Collected data

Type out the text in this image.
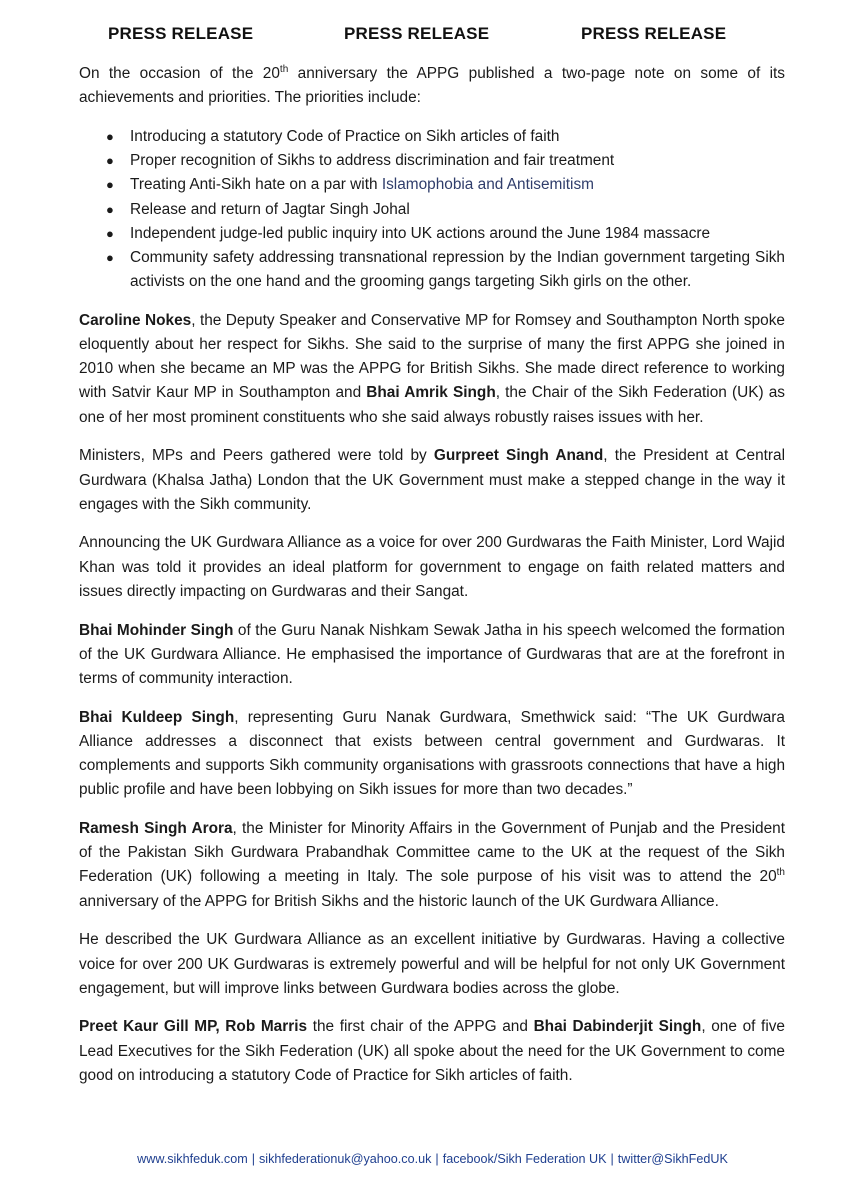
PRESS RELEASE	PRESS RELEASE	PRESS RELEASE

On the occasion of the 20th anniversary the APPG published a two-page note on some of its achievements and priorities. The priorities include:

● Introducing a statutory Code of Practice on Sikh articles of faith
● Proper recognition of Sikhs to address discrimination and fair treatment
● Treating Anti-Sikh hate on a par with Islamophobia and Antisemitism
● Release and return of Jagtar Singh Johal
● Independent judge-led public inquiry into UK actions around the June 1984 massacre
● Community safety addressing transnational repression by the Indian government targeting Sikh activists on the one hand and the grooming gangs targeting Sikh girls on the other.

Caroline Nokes, the Deputy Speaker and Conservative MP for Romsey and Southampton North spoke eloquently about her respect for Sikhs. She said to the surprise of many the first APPG she joined in 2010 when she became an MP was the APPG for British Sikhs. She made direct reference to working with Satvir Kaur MP in Southampton and Bhai Amrik Singh, the Chair of the Sikh Federation (UK) as one of her most prominent constituents who she said always robustly raises issues with her.

Ministers, MPs and Peers gathered were told by Gurpreet Singh Anand, the President at Central Gurdwara (Khalsa Jatha) London that the UK Government must make a stepped change in the way it engages with the Sikh community.

Announcing the UK Gurdwara Alliance as a voice for over 200 Gurdwaras the Faith Minister, Lord Wajid Khan was told it provides an ideal platform for government to engage on faith related matters and issues directly impacting on Gurdwaras and their Sangat.

Bhai Mohinder Singh of the Guru Nanak Nishkam Sewak Jatha in his speech welcomed the formation of the UK Gurdwara Alliance. He emphasised the importance of Gurdwaras that are at the forefront in terms of community interaction.

Bhai Kuldeep Singh, representing Guru Nanak Gurdwara, Smethwick said: “The UK Gurdwara Alliance addresses a disconnect that exists between central government and Gurdwaras. It complements and supports Sikh community organisations with grassroots connections that have a high public profile and have been lobbying on Sikh issues for more than two decades.”

Ramesh Singh Arora, the Minister for Minority Affairs in the Government of Punjab and the President of the Pakistan Sikh Gurdwara Prabandhak Committee came to the UK at the request of the Sikh Federation (UK) following a meeting in Italy. The sole purpose of his visit was to attend the 20th anniversary of the APPG for British Sikhs and the historic launch of the UK Gurdwara Alliance.

He described the UK Gurdwara Alliance as an excellent initiative by Gurdwaras. Having a collective voice for over 200 UK Gurdwaras is extremely powerful and will be helpful for not only UK Government engagement, but will improve links between Gurdwara bodies across the globe.

Preet Kaur Gill MP, Rob Marris the first chair of the APPG and Bhai Dabinderjit Singh, one of five Lead Executives for the Sikh Federation (UK) all spoke about the need for the UK Government to come good on introducing a statutory Code of Practice for Sikh articles of faith.

www.sikhfeduk.com | sikhfederationuk@yahoo.co.uk | facebook/Sikh Federation UK | twitter@SikhFedUK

_Task directions_: Where a line in the entries holds the word "public", copy that line.

_The response_:
● Independent judge-led public inquiry into UK actions around the June 1984 massacre
Bhai Kuldeep Singh, representing Guru Nanak Gurdwara, Smethwick said: “The UK Gurdwara Alliance addresses a disconnect that exists between central government and Gurdwaras. It complements and supports Sikh community organisations with grassroots connections that have a high public profile and have been lobbying on Sikh issues for more than two decades.”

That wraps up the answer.